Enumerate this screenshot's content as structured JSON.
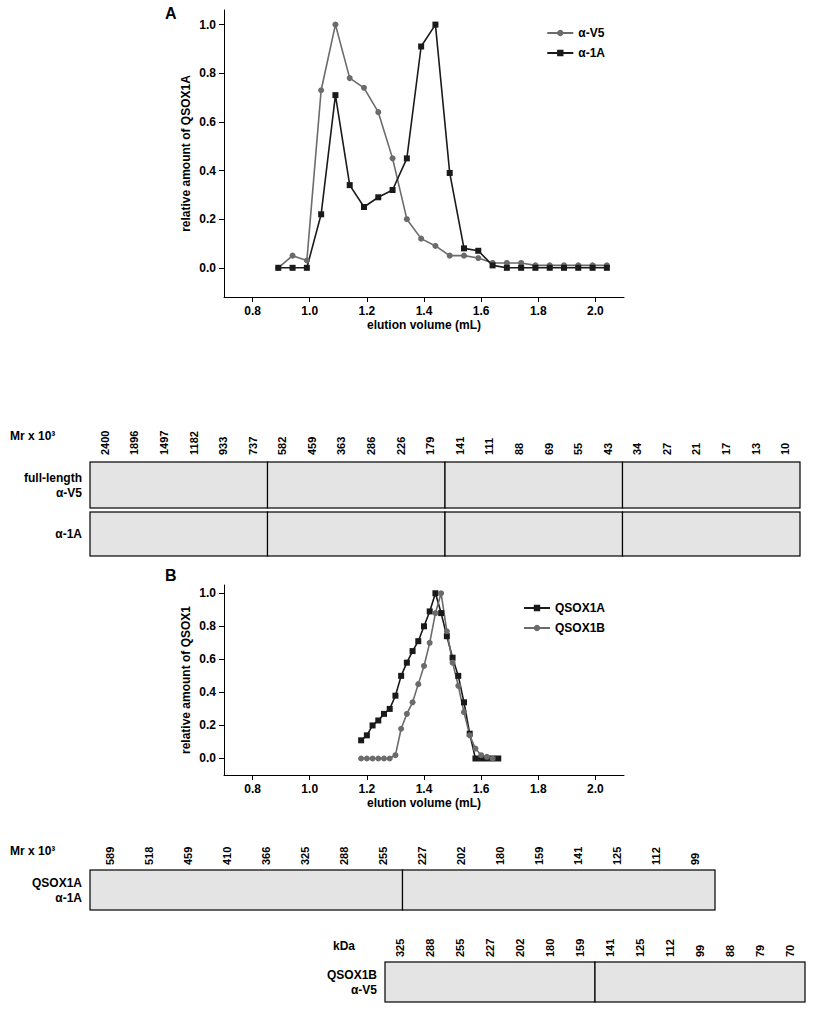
{
  "chart_data": [
    {
      "type": "line",
      "title": "A",
      "xlabel": "elution volume (mL)",
      "ylabel": "relative amount of QSOX1A",
      "x": [
        0.89,
        0.94,
        0.99,
        1.04,
        1.09,
        1.14,
        1.19,
        1.24,
        1.29,
        1.34,
        1.39,
        1.44,
        1.49,
        1.54,
        1.59,
        1.64,
        1.69,
        1.74,
        1.79,
        1.84,
        1.89,
        1.94,
        1.99,
        2.04
      ],
      "series": [
        {
          "name": "α-V5",
          "color": "#6b6b6b",
          "marker": "circle",
          "line_style": "solid",
          "values": [
            0,
            0.05,
            0.03,
            0.73,
            1.0,
            0.78,
            0.74,
            0.64,
            0.45,
            0.2,
            0.12,
            0.09,
            0.05,
            0.05,
            0.04,
            0.02,
            0.02,
            0.02,
            0.01,
            0.01,
            0.01,
            0.01,
            0.01,
            0.01
          ]
        },
        {
          "name": "α-1A",
          "color": "#1a1a1a",
          "marker": "square",
          "line_style": "solid",
          "values": [
            0,
            0,
            0,
            0.22,
            0.71,
            0.34,
            0.25,
            0.29,
            0.32,
            0.45,
            0.91,
            1.0,
            0.39,
            0.08,
            0.07,
            0.01,
            0,
            0,
            0,
            0,
            0,
            0,
            0,
            0
          ]
        }
      ],
      "xlim": [
        0.7,
        2.1
      ],
      "xticks": [
        {
          "value": 0.8,
          "label": "0.8"
        },
        {
          "value": 1.0,
          "label": "1.0"
        },
        {
          "value": 1.2,
          "label": "1.2"
        },
        {
          "value": 1.4,
          "label": "1.4"
        },
        {
          "value": 1.6,
          "label": "1.6"
        },
        {
          "value": 1.8,
          "label": "1.8"
        },
        {
          "value": 2.0,
          "label": "2.0"
        }
      ],
      "ylim": [
        -0.12,
        1.06
      ],
      "yticks": [
        {
          "value": 0,
          "label": "0.0"
        },
        {
          "value": 0.2,
          "label": "0.2"
        },
        {
          "value": 0.4,
          "label": "0.4"
        },
        {
          "value": 0.6,
          "label": "0.6"
        },
        {
          "value": 0.8,
          "label": "0.8"
        },
        {
          "value": 1.0,
          "label": "1.0"
        }
      ],
      "grid": false,
      "legend": "upper right"
    },
    {
      "type": "line",
      "title": "B",
      "xlabel": "elution volume (mL)",
      "ylabel": "relative amount of QSOX1",
      "x": [
        1.18,
        1.2,
        1.22,
        1.24,
        1.26,
        1.28,
        1.3,
        1.32,
        1.34,
        1.36,
        1.38,
        1.4,
        1.42,
        1.44,
        1.46,
        1.48,
        1.5,
        1.52,
        1.54,
        1.56,
        1.58,
        1.6,
        1.62,
        1.64,
        1.66
      ],
      "series": [
        {
          "name": "QSOX1A",
          "color": "#1a1a1a",
          "marker": "square",
          "line_style": "solid",
          "values": [
            0.11,
            0.14,
            0.2,
            0.23,
            0.27,
            0.3,
            0.38,
            0.5,
            0.58,
            0.65,
            0.71,
            0.8,
            0.89,
            1.0,
            0.88,
            0.74,
            0.61,
            0.5,
            0.34,
            0.15,
            0,
            0,
            0,
            0,
            0
          ]
        },
        {
          "name": "QSOX1B",
          "color": "#6b6b6b",
          "marker": "circle",
          "line_style": "solid",
          "values": [
            0,
            0,
            0,
            0,
            0,
            0,
            0.02,
            0.18,
            0.27,
            0.34,
            0.45,
            0.56,
            0.7,
            0.88,
            1.0,
            0.77,
            0.58,
            0.44,
            0.28,
            0.14,
            0.06,
            0.02,
            0.01,
            0,
            null
          ]
        }
      ],
      "xlim": [
        0.7,
        2.1
      ],
      "xticks": [
        {
          "value": 0.8,
          "label": "0.8"
        },
        {
          "value": 1.0,
          "label": "1.0"
        },
        {
          "value": 1.2,
          "label": "1.2"
        },
        {
          "value": 1.4,
          "label": "1.4"
        },
        {
          "value": 1.6,
          "label": "1.6"
        },
        {
          "value": 1.8,
          "label": "1.8"
        },
        {
          "value": 2.0,
          "label": "2.0"
        }
      ],
      "ylim": [
        -0.1,
        1.05
      ],
      "yticks": [
        {
          "value": 0,
          "label": "0.0"
        },
        {
          "value": 0.2,
          "label": "0.2"
        },
        {
          "value": 0.4,
          "label": "0.4"
        },
        {
          "value": 0.6,
          "label": "0.6"
        },
        {
          "value": 0.8,
          "label": "0.8"
        },
        {
          "value": 1.0,
          "label": "1.0"
        }
      ],
      "grid": false,
      "legend": "upper right"
    }
  ],
  "blots": [
    {
      "heading": "Mr x 10³",
      "boxes": [
        [
          2400,
          1896,
          1497,
          1182,
          933,
          737
        ],
        [
          582,
          459,
          363,
          286,
          226,
          179
        ],
        [
          141,
          111,
          88,
          69,
          55,
          43
        ],
        [
          34,
          27,
          21,
          17,
          13,
          10
        ]
      ],
      "rows": [
        [
          "full-length",
          "α-V5"
        ],
        [
          "α-1A"
        ]
      ]
    },
    {
      "heading": "Mr x 10³",
      "boxes": [
        [
          589,
          518,
          459,
          410,
          366,
          325,
          288,
          255
        ],
        [
          227,
          202,
          180,
          159,
          141,
          125,
          112,
          99
        ]
      ],
      "rows": [
        [
          "QSOX1A",
          "α-1A"
        ]
      ]
    },
    {
      "heading": "kDa",
      "boxes": [
        [
          325,
          288,
          255,
          227,
          202,
          180,
          159
        ],
        [
          141,
          125,
          112,
          99,
          88,
          79,
          70
        ]
      ],
      "rows": [
        [
          "QSOX1B",
          "α-V5"
        ]
      ]
    }
  ]
}
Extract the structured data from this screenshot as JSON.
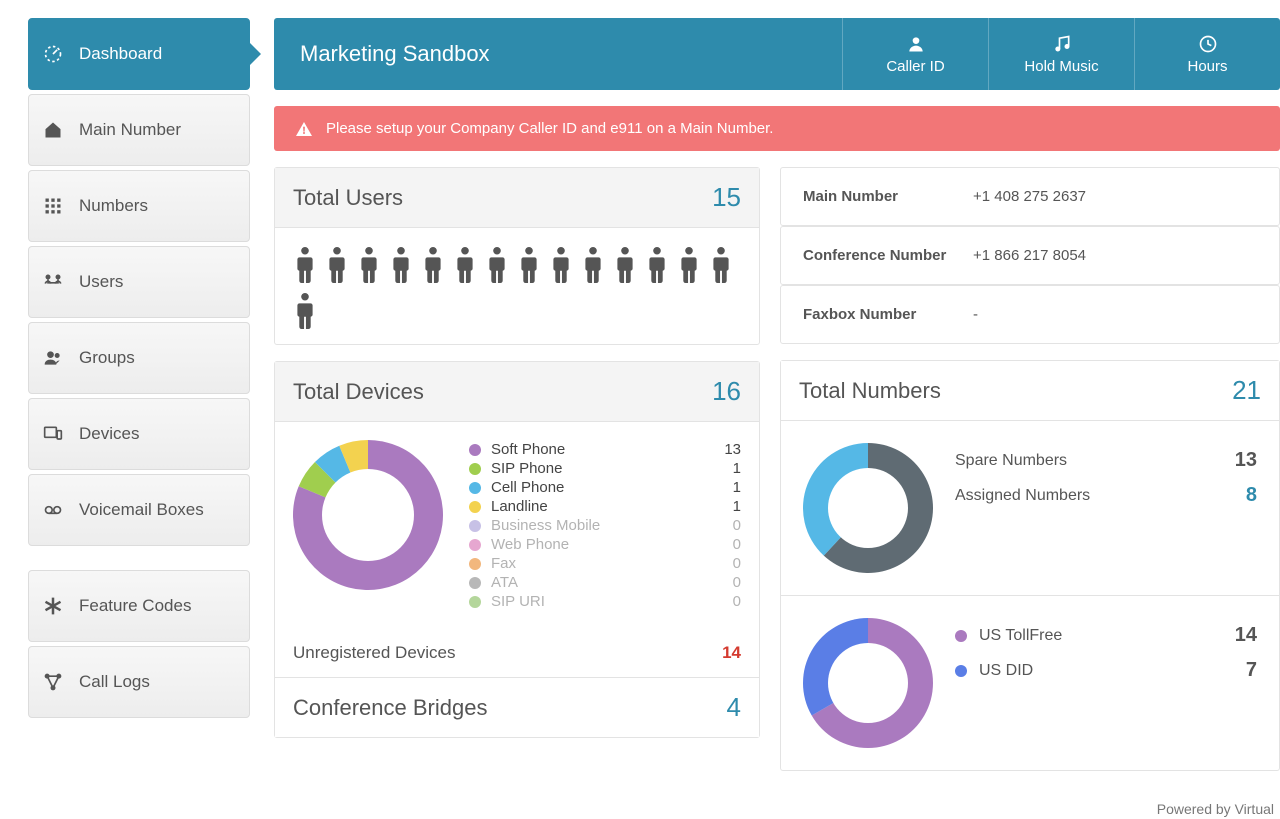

= BRIEF =
All the records need to be repeated exactly, with the images dropped.

= THE SOLUTION =
Enumerate this screenshot's content as structured JSON.
{
  "chart_data": [
    {
      "type": "line",
      "title": "A",
      "xlabel": "elution volume (mL)",
      "ylabel": "relative amount of QSOX1A",
      "x": [
        0.89,
        0.94,
        0.99,
        1.04,
        1.09,
        1.14,
        1.19,
        1.24,
        1.29,
        1.34,
        1.39,
        1.44,
        1.49,
        1.54,
        1.59,
        1.64,
        1.69,
        1.74,
        1.79,
        1.84,
        1.89,
        1.94,
        1.99,
        2.04
      ],
      "series": [
        {
          "name": "α-V5",
          "color": "#6b6b6b",
          "marker": "circle",
          "line_style": "solid",
          "values": [
            0,
            0.05,
            0.03,
            0.73,
            1.0,
            0.78,
            0.74,
            0.64,
            0.45,
            0.2,
            0.12,
            0.09,
            0.05,
            0.05,
            0.04,
            0.02,
            0.02,
            0.02,
            0.01,
            0.01,
            0.01,
            0.01,
            0.01,
            0.01
          ]
        },
        {
          "name": "α-1A",
          "color": "#1a1a1a",
          "marker": "square",
          "line_style": "solid",
          "values": [
            0,
            0,
            0,
            0.22,
            0.71,
            0.34,
            0.25,
            0.29,
            0.32,
            0.45,
            0.91,
            1.0,
            0.39,
            0.08,
            0.07,
            0.01,
            0,
            0,
            0,
            0,
            0,
            0,
            0,
            0
          ]
        }
      ],
      "xlim": [
        0.7,
        2.1
      ],
      "xticks": [
        {
          "value": 0.8,
          "label": "0.8"
        },
        {
          "value": 1.0,
          "label": "1.0"
        },
        {
          "value": 1.2,
          "label": "1.2"
        },
        {
          "value": 1.4,
          "label": "1.4"
        },
        {
          "value": 1.6,
          "label": "1.6"
        },
        {
          "value": 1.8,
          "label": "1.8"
        },
        {
          "value": 2.0,
          "label": "2.0"
        }
      ],
      "ylim": [
        -0.12,
        1.06
      ],
      "yticks": [
        {
          "value": 0,
          "label": "0.0"
        },
        {
          "value": 0.2,
          "label": "0.2"
        },
        {
          "value": 0.4,
          "label": "0.4"
        },
        {
          "value": 0.6,
          "label": "0.6"
        },
        {
          "value": 0.8,
          "label": "0.8"
        },
        {
          "value": 1.0,
          "label": "1.0"
        }
      ],
      "grid": false,
      "legend": "upper right"
    },
    {
      "type": "line",
      "title": "B",
      "xlabel": "elution volume (mL)",
      "ylabel": "relative amount of QSOX1",
      "x": [
        1.18,
        1.2,
        1.22,
        1.24,
        1.26,
        1.28,
        1.3,
        1.32,
        1.34,
        1.36,
        1.38,
        1.4,
        1.42,
        1.44,
        1.46,
        1.48,
        1.5,
        1.52,
        1.54,
        1.56,
        1.58,
        1.6,
        1.62,
        1.64,
        1.66
      ],
      "series": [
        {
          "name": "QSOX1A",
          "color": "#1a1a1a",
          "marker": "square",
          "line_style": "solid",
          "values": [
            0.11,
            0.14,
            0.2,
            0.23,
            0.27,
            0.3,
            0.38,
            0.5,
            0.58,
            0.65,
            0.71,
            0.8,
            0.89,
            1.0,
            0.88,
            0.74,
            0.61,
            0.5,
            0.34,
            0.15,
            0,
            0,
            0,
            0,
            0
          ]
        },
        {
          "name": "QSOX1B",
          "color": "#6b6b6b",
          "marker": "circle",
          "line_style": "solid",
          "values": [
            0,
            0,
            0,
            0,
            0,
            0,
            0.02,
            0.18,
            0.27,
            0.34,
            0.45,
            0.56,
            0.7,
            0.88,
            1.0,
            0.77,
            0.58,
            0.44,
            0.28,
            0.14,
            0.06,
            0.02,
            0.01,
            0,
            null
          ]
        }
      ],
      "xlim": [
        0.7,
        2.1
      ],
      "xticks": [
        {
          "value": 0.8,
          "label": "0.8"
        },
        {
          "value": 1.0,
          "label": "1.0"
        },
        {
          "value": 1.2,
          "label": "1.2"
        },
        {
          "value": 1.4,
          "label": "1.4"
        },
        {
          "value": 1.6,
          "label": "1.6"
        },
        {
          "value": 1.8,
          "label": "1.8"
        },
        {
          "value": 2.0,
          "label": "2.0"
        }
      ],
      "ylim": [
        -0.1,
        1.05
      ],
      "yticks": [
        {
          "value": 0,
          "label": "0.0"
        },
        {
          "value": 0.2,
          "label": "0.2"
        },
        {
          "value": 0.4,
          "label": "0.4"
        },
        {
          "value": 0.6,
          "label": "0.6"
        },
        {
          "value": 0.8,
          "label": "0.8"
        },
        {
          "value": 1.0,
          "label": "1.0"
        }
      ],
      "grid": false,
      "legend": "upper right"
    }
  ],
  "blots": [
    {
      "heading": "Mr x 10³",
      "boxes": [
        [
          2400,
          1896,
          1497,
          1182,
          933,
          737
        ],
        [
          582,
          459,
          363,
          286,
          226,
          179
        ],
        [
          141,
          111,
          88,
          69,
          55,
          43
        ],
        [
          34,
          27,
          21,
          17,
          13,
          10
        ]
      ],
      "rows": [
        [
          "full-length",
          "α-V5"
        ],
        [
          "α-1A"
        ]
      ]
    },
    {
      "heading": "Mr x 10³",
      "boxes": [
        [
          589,
          518,
          459,
          410,
          366,
          325,
          288,
          255
        ],
        [
          227,
          202,
          180,
          159,
          141,
          125,
          112,
          99
        ]
      ],
      "rows": [
        [
          "QSOX1A",
          "α-1A"
        ]
      ]
    },
    {
      "heading": "kDa",
      "boxes": [
        [
          325,
          288,
          255,
          227,
          202,
          180,
          159
        ],
        [
          141,
          125,
          112,
          99,
          88,
          79,
          70
        ]
      ],
      "rows": [
        [
          "QSOX1B",
          "α-V5"
        ]
      ]
    }
  ]
}
Extract the structured data from this screenshot as JSON.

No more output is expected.